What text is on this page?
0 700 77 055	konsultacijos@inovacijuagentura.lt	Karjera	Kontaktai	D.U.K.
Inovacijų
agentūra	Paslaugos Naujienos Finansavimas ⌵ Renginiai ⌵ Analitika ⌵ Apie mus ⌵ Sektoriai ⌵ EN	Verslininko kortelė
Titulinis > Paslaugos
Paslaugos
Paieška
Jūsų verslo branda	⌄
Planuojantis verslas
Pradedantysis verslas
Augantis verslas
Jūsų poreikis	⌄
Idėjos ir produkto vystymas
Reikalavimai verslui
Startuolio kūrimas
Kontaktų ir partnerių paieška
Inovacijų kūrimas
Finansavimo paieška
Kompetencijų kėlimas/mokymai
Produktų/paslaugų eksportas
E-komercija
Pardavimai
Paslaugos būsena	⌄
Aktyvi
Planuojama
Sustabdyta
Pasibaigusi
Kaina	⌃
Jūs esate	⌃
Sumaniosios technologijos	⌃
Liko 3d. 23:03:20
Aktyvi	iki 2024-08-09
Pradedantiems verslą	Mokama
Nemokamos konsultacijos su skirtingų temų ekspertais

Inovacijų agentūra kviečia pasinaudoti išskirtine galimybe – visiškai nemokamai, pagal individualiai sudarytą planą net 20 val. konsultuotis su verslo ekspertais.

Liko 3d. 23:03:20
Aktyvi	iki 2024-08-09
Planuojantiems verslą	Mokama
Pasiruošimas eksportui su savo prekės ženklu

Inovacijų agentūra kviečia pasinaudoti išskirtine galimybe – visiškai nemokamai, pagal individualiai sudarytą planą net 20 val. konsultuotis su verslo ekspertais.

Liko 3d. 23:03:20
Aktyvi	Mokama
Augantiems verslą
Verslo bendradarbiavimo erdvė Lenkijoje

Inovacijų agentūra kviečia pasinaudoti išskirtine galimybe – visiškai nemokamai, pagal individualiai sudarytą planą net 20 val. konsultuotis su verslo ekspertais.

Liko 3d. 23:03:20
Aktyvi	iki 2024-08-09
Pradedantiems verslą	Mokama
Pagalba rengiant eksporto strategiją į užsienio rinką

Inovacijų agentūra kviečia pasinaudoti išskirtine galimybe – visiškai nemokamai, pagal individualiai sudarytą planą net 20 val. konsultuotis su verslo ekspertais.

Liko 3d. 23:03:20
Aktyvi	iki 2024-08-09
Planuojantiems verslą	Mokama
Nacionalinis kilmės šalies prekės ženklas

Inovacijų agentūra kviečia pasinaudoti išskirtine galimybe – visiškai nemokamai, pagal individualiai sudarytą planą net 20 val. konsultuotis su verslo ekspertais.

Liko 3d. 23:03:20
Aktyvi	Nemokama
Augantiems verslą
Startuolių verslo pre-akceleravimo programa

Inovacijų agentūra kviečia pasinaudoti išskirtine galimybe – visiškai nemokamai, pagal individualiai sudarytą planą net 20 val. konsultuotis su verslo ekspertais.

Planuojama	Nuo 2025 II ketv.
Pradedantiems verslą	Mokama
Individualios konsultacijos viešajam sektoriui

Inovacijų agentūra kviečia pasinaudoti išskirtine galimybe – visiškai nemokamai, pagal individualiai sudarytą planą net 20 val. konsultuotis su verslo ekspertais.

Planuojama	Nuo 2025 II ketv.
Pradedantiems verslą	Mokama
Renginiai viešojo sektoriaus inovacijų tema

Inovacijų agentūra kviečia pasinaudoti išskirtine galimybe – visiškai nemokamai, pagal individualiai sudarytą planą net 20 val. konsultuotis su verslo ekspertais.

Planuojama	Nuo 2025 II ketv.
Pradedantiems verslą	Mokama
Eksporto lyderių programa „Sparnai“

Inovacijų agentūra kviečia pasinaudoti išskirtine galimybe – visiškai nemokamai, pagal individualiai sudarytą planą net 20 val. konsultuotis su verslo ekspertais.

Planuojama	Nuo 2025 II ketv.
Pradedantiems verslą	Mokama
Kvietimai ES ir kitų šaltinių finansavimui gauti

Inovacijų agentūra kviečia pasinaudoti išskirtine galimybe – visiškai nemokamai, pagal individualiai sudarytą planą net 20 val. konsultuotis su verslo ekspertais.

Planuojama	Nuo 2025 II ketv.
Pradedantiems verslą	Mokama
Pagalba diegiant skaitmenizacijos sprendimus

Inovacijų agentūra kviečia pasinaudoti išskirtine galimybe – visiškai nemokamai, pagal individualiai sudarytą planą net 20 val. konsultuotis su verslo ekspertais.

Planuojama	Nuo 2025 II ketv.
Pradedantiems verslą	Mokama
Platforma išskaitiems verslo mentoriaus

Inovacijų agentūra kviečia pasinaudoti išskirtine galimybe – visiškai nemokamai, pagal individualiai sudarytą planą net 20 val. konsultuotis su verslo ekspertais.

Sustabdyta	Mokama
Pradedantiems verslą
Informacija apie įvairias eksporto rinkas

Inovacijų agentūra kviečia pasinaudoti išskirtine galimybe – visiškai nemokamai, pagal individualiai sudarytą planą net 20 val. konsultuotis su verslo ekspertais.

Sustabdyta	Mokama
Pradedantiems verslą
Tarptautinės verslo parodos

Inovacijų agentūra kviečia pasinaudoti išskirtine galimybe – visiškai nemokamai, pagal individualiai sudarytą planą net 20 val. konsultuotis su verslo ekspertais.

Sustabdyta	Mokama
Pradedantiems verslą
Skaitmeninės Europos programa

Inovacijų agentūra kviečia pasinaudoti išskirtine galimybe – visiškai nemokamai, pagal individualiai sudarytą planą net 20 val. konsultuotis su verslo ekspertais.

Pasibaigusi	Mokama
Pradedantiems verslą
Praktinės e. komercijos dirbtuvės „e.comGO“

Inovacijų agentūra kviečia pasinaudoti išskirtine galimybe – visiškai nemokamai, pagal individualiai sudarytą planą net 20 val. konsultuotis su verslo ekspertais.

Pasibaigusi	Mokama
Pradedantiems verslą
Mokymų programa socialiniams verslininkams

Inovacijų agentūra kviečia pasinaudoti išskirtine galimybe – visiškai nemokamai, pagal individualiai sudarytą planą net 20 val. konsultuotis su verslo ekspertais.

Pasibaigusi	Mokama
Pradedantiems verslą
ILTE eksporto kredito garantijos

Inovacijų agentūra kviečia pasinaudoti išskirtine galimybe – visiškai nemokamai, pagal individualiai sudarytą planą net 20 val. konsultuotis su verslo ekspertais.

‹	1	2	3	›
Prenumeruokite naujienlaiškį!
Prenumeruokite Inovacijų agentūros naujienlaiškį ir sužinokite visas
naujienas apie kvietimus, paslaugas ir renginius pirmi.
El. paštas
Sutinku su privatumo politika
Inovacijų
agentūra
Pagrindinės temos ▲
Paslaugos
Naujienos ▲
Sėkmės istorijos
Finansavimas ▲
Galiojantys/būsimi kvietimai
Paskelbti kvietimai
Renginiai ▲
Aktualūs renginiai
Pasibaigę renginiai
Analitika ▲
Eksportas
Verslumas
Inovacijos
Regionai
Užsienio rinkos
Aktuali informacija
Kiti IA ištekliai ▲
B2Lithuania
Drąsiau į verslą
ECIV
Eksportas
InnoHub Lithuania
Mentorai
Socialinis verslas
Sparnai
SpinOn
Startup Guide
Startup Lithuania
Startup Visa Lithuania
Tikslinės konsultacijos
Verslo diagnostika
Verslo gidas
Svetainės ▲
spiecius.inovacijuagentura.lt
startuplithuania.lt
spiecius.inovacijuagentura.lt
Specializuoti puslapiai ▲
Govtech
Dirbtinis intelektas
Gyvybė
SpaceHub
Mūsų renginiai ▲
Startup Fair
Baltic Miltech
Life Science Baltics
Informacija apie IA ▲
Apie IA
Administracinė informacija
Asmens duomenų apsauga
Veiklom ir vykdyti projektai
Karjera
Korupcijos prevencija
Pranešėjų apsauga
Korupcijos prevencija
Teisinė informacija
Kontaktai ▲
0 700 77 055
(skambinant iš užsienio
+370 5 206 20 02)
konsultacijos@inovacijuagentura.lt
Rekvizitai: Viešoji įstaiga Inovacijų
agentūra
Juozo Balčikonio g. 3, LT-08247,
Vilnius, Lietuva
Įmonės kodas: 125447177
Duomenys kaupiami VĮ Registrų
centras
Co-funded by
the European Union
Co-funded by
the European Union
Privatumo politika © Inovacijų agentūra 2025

DIRECTIVE:
Where a line of the data holds "inovacijuagentura", show that line.

THE RESPONSE:
0 700 77 055	konsultacijos@inovacijuagentura.lt	Karjera	Kontaktai	D.U.K.
spiecius.inovacijuagentura.lt
spiecius.inovacijuagentura.lt
konsultacijos@inovacijuagentura.lt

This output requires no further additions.